— Start of Given text —

Location
- 63 Mike Munchak Way Scranton, Pennsylvania 18508 United States

Information
- School type: Public high school
- Motto: Campus of Champions
- School district: Scranton School District
- Principal: Claire Brier
- Teaching staff: 93.70 (FTE)
- Grades: 9–12
- Enrollment: 1,819 (2023–2024)
- Student to teacher ratio: 19.41
- Language: English
- Campus type: Urban
- Colors: Cardinal red and Vegas Gold
- Mascot: Knight
- Information: 570-348-3481
- Website: Official website

= Scranton High School (Pennsylvania) =

Scranton High School is an urban high school located in Lackawanna County, Pennsylvania in Northeastern Pennsylvania. It is part of the Scranton School District. It enrolled 1,792 ninth through twelfth grade students in 2010. It is accredited by the Middle States Association of Colleges and Secondary Schools.

The school offers honors and advanced classes for motivated students. Regular classes are aimed at a wide range of students with different academic abilities. The school provides ESL (English as a Second Language) and development courses for students.

The school is designated as a Title I school wide institution. The student population was Caucasian - 1,190, Hispanic - 263, African American - 184, Asian/Pacific Islander - 100 and Native American - 1. The student body included 857 females and 881 males in 2010.

— End of Given text —
— Start of Collected data —

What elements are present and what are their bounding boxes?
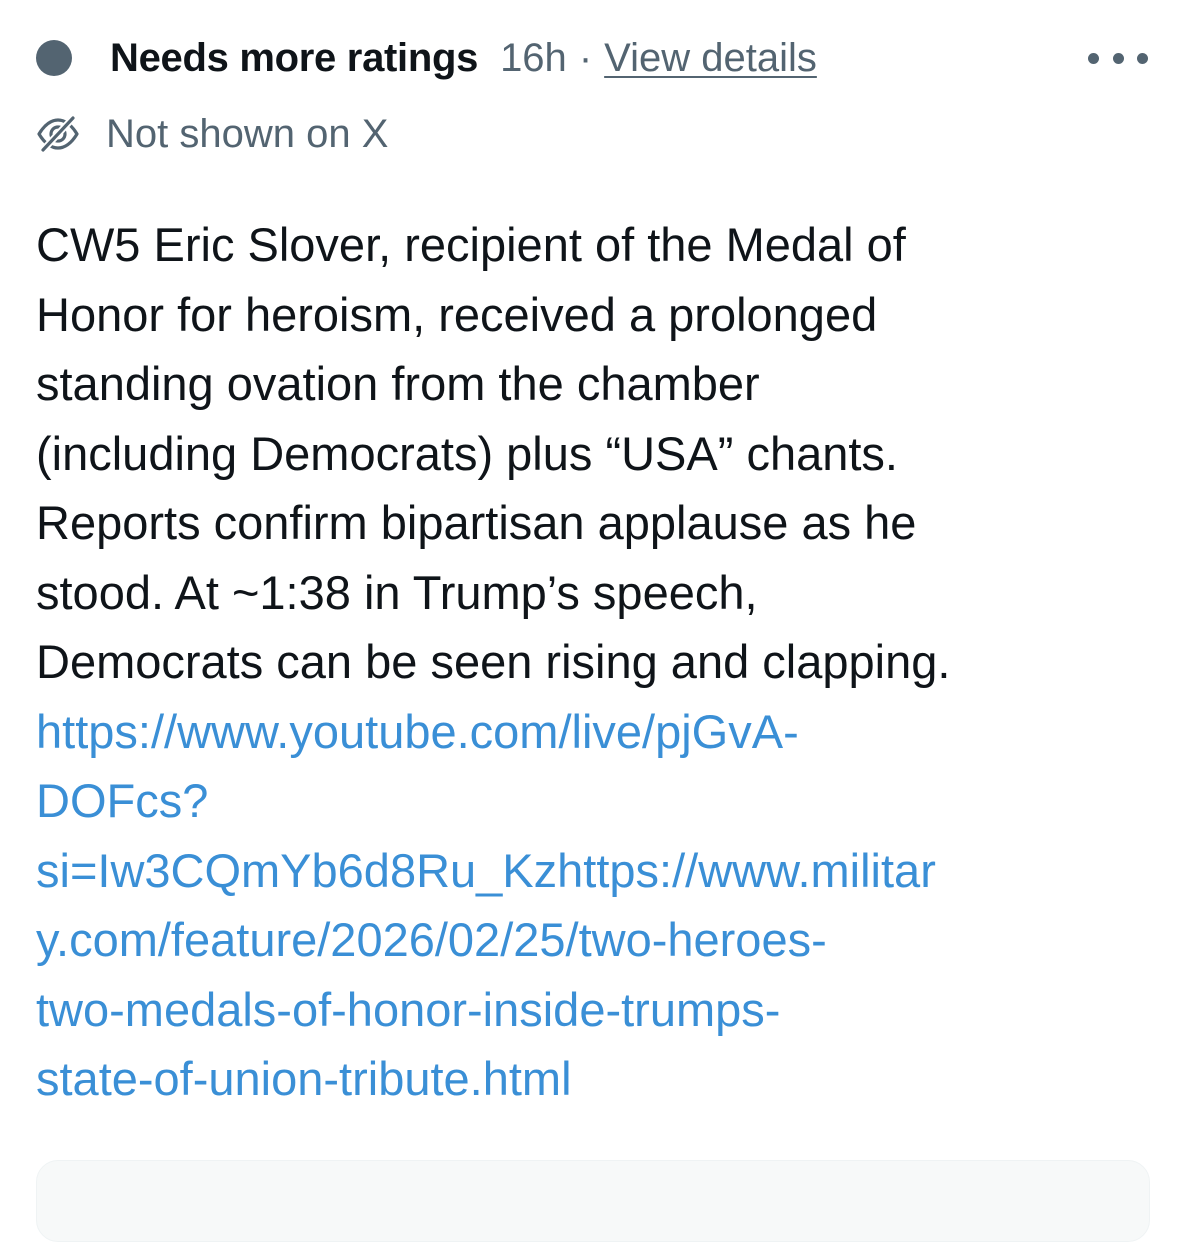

— End of Collected data —

In the Scranton High School text, which organization accredits the school?

→ **Result for this exercise**:
The Middle States Association of Colleges and Secondary Schools.